▸ WHAT THE EXERCISE ASKS
From the line containing "Give me the" down to the final line of the entries below, quote every line verbatim. Exclude pictures.

▸ RECORDS SHOWN
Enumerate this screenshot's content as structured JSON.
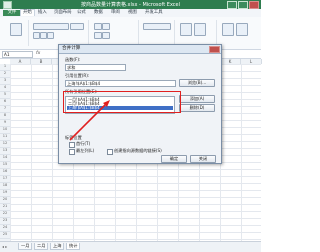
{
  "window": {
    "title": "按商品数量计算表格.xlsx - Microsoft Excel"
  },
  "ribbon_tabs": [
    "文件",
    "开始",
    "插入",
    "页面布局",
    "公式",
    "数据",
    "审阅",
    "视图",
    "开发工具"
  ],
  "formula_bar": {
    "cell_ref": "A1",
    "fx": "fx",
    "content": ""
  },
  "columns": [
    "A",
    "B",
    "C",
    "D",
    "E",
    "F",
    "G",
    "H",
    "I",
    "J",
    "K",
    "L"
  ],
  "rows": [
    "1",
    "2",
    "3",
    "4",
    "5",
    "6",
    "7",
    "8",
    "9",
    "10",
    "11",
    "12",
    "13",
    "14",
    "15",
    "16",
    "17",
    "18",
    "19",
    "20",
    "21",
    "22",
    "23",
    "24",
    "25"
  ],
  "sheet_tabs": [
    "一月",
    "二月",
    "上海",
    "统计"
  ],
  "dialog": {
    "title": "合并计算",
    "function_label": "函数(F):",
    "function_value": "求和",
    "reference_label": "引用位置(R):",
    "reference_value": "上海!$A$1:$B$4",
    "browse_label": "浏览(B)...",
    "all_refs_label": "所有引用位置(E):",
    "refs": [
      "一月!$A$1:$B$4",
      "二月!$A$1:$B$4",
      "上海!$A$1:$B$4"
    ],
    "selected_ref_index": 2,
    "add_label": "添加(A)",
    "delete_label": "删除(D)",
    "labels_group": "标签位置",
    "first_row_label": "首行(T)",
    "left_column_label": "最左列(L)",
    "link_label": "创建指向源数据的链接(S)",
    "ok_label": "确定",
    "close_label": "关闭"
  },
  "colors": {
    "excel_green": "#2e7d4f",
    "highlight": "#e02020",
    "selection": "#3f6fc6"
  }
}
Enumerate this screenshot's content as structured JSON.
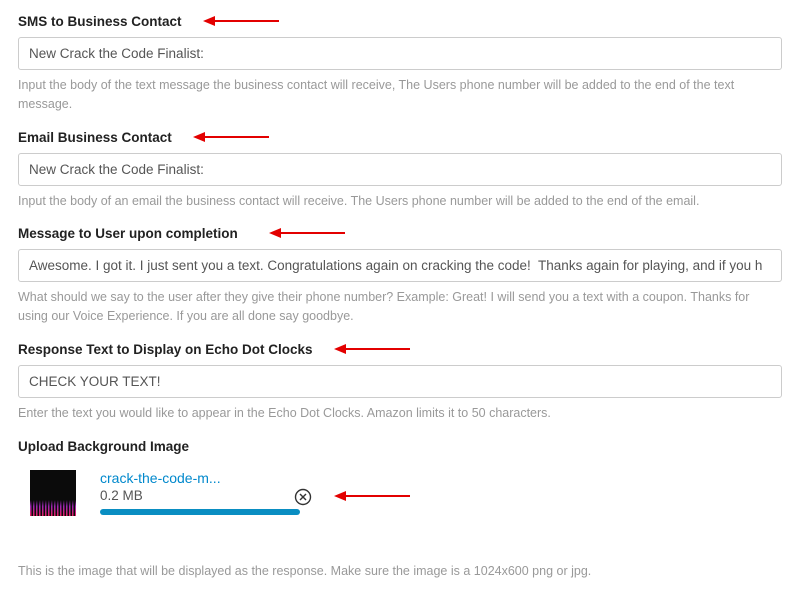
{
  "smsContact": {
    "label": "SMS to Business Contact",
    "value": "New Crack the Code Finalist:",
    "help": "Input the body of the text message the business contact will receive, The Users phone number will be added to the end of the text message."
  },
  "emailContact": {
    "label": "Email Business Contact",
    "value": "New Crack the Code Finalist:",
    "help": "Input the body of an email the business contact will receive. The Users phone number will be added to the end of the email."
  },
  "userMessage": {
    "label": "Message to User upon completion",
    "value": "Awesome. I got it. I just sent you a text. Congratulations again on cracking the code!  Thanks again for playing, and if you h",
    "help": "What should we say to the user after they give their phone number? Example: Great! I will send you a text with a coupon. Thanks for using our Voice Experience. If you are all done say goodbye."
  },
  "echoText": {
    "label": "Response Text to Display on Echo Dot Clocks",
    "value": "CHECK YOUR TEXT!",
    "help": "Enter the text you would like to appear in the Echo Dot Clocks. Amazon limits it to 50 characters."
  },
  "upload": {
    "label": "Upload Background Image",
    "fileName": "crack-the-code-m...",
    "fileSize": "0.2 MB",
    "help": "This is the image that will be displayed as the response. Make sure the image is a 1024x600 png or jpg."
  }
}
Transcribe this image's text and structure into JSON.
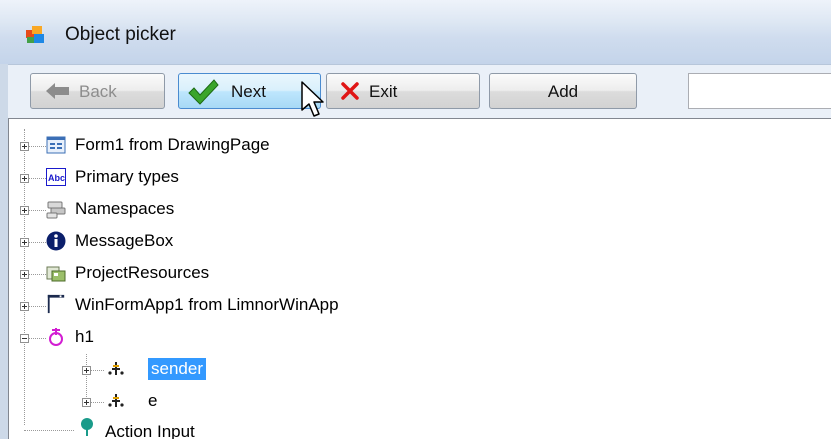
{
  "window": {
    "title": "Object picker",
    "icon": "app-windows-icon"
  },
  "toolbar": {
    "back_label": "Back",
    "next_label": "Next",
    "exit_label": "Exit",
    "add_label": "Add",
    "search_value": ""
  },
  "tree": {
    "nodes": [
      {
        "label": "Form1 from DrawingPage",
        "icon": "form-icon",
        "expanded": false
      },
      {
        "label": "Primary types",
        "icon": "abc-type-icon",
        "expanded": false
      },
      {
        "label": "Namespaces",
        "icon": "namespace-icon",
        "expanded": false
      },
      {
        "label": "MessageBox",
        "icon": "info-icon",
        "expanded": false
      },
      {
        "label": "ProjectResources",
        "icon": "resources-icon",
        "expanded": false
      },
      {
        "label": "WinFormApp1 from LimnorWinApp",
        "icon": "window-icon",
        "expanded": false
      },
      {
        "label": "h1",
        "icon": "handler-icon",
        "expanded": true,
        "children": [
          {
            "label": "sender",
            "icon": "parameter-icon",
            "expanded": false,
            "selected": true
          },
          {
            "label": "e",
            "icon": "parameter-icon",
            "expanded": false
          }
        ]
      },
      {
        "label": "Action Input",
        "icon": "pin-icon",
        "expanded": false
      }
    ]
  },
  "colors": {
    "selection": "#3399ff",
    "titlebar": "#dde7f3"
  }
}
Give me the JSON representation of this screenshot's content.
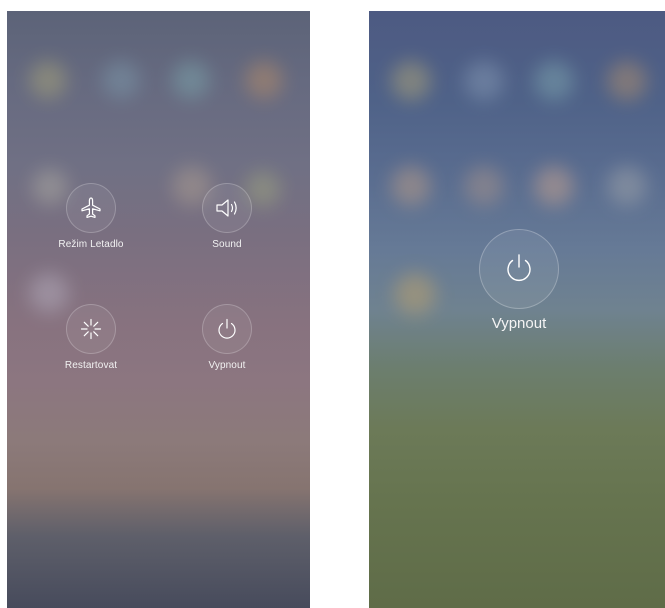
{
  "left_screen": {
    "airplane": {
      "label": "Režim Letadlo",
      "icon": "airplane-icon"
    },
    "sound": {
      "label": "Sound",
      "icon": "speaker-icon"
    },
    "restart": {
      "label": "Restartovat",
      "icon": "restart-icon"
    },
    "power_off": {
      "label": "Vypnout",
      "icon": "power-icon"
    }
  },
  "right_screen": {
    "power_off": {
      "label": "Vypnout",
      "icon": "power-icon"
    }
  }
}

▸ FINISHED EXERCISE
Give me the JSON representation of this screenshot's content.
{
  "left_screen": {
    "airplane": {
      "label": "Režim Letadlo",
      "icon": "airplane-icon"
    },
    "sound": {
      "label": "Sound",
      "icon": "speaker-icon"
    },
    "restart": {
      "label": "Restartovat",
      "icon": "restart-icon"
    },
    "power_off": {
      "label": "Vypnout",
      "icon": "power-icon"
    }
  },
  "right_screen": {
    "power_off": {
      "label": "Vypnout",
      "icon": "power-icon"
    }
  }
}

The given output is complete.